---------- Selected extract ----------
Russian Health Minister Mikhail Murashko warned people not to stock up on medications as many expect shortages and price increases as a result of Western sanctions over Moscow's military operation in Ukraine
Credits: YEKATERINA SHTUKINA / AFP

Russian Health Minister Mikhail Murashko warned people not to stock up on medications as many expect shortages and price increases as a result of Western sanctions over Moscow's military operation in Ukraine

Russian Health Minister Mikhail Murashko on Wednesday urged people not to buy extra supplies of medicines as many fear shortages and price hikes due to Western sanctions over Moscow's military operation in Ukraine.

"I want to tell the public: you don't need to stock up," Murashko said during a televised cabinet meeting with President Vladimir Putin.

"The suppliers say that deliveries are continuing as planned," he stressed.

Murashko said that monitoring of pharmacies had found that "there were shortages of a number of drugs", which he linked to panic buying.

In March sales of some medicines such as anti-convulsive drugs and thyroid drugs had gone up 10 times in the first week of March, after the Russians launched a military operation on February 24.

Foreign-made anti-inflammatory drugs for children and also sanitary towels have been almost unobtainable in pharmacies since mid-March. Some online stores were quoting prices for these items that were 10 times higher than in mid-February. The harsh sanctions regime imposed on Russia that has battered its economy does not include imported medicines for ethical reasons.

But media reports have warned that Russian companies could be left without imported raw materials and components, while the local pharmaceutical industry is hugely dependent on these.

One major provider of pharmaceuticals to Russia is India, which continues to purchase Russian oil and has refused to join votes condemning Moscow at the United Nations.
---------- Material shown ----------
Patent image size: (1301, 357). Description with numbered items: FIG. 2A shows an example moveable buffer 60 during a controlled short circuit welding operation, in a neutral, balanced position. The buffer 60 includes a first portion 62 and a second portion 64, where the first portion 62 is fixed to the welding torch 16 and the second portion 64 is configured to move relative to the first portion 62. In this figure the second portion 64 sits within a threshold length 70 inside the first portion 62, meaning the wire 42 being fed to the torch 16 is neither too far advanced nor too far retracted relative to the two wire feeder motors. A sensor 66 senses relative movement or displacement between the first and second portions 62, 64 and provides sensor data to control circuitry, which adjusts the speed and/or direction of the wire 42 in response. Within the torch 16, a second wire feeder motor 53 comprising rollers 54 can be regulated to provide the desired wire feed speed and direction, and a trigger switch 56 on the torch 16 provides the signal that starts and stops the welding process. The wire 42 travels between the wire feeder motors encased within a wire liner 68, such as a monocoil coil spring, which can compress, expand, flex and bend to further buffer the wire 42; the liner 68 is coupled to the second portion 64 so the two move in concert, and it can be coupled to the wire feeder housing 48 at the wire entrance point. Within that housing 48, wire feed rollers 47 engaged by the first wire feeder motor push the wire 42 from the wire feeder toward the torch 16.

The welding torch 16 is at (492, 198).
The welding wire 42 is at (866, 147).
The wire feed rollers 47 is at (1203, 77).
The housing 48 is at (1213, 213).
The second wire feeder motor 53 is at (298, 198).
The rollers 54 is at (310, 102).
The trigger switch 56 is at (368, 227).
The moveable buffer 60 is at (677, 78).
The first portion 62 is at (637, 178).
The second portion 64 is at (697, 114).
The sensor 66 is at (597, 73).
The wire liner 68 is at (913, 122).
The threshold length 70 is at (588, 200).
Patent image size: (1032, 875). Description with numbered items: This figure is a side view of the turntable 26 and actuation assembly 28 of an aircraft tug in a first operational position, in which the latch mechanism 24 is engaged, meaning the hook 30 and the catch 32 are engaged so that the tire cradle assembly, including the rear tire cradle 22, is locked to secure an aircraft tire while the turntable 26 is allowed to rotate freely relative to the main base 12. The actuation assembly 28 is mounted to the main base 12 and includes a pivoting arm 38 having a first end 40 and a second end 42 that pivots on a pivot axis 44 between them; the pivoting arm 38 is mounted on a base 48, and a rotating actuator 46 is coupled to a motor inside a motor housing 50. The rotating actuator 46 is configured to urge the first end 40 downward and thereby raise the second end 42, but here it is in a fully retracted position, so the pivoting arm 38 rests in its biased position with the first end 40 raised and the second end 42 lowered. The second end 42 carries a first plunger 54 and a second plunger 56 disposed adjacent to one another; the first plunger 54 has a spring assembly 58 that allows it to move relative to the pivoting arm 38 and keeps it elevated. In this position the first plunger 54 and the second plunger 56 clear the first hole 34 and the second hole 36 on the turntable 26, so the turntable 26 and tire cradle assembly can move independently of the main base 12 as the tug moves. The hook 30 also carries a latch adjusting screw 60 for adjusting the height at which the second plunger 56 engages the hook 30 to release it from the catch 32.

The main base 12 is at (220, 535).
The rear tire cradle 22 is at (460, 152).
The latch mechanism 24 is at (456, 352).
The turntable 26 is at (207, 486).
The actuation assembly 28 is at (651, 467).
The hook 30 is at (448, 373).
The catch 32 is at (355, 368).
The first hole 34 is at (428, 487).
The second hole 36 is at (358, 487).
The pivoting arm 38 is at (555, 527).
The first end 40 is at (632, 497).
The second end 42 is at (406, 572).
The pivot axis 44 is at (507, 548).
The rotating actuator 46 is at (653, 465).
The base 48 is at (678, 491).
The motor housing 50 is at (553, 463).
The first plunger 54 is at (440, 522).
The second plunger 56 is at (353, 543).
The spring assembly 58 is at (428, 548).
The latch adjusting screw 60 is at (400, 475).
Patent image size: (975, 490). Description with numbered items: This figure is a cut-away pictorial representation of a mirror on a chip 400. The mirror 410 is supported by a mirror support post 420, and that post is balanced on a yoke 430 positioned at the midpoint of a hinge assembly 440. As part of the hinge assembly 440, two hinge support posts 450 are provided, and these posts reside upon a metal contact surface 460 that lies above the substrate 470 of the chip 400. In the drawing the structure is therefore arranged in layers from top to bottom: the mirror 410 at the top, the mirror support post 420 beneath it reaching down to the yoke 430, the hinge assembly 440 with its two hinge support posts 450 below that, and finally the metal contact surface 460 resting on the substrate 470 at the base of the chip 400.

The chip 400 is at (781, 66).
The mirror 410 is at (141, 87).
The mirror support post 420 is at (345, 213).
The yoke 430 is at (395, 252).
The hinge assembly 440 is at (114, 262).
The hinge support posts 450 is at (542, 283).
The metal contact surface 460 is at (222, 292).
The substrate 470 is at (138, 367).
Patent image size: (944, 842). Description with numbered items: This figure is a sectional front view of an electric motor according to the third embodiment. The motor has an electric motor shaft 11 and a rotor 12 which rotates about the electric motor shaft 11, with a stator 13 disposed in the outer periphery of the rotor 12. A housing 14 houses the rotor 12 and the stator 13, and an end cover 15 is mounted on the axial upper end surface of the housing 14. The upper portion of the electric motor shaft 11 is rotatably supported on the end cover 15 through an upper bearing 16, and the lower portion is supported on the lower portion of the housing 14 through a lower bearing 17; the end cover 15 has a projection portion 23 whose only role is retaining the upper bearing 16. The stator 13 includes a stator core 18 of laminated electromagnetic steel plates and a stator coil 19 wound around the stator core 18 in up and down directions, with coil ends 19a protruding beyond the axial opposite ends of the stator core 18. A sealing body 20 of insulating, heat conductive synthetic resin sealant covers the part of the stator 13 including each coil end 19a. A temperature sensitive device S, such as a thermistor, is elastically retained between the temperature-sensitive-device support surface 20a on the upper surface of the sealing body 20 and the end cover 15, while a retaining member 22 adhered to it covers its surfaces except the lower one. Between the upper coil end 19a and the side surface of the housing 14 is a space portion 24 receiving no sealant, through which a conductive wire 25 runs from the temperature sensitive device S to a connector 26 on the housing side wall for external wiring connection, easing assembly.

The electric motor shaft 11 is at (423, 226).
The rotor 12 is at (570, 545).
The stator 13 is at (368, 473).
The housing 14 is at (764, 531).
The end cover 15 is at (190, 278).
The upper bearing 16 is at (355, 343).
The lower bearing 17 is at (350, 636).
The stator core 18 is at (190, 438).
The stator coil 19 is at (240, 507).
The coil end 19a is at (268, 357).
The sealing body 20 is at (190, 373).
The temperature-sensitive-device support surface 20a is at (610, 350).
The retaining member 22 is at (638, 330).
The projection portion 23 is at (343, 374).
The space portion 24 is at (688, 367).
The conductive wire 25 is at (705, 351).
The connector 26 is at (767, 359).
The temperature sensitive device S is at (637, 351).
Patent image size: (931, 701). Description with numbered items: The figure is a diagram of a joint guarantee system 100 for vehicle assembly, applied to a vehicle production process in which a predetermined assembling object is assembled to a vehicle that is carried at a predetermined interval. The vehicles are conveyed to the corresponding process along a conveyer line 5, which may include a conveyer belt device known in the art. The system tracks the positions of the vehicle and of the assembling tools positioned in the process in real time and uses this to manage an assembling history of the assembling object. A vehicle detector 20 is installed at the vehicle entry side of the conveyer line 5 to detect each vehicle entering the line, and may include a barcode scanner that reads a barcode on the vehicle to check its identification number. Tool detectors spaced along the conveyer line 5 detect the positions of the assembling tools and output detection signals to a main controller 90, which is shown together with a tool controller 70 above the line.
----------
Required work: Please sum up the report on Russian medicine supplies in two sentences.

Task solution: Russian Health Minister Mikhail Murashko urged people not to stock up on medicines, saying suppliers report that deliveries are continuing as planned and linking shortages of some drugs in pharmacies to panic buying. Western sanctions over Moscow's military operation in Ukraine exclude imported medicines for ethical reasons, but media reports have warned that Russian companies could be left without the imported raw materials and components on which the local pharmaceutical industry heavily depends.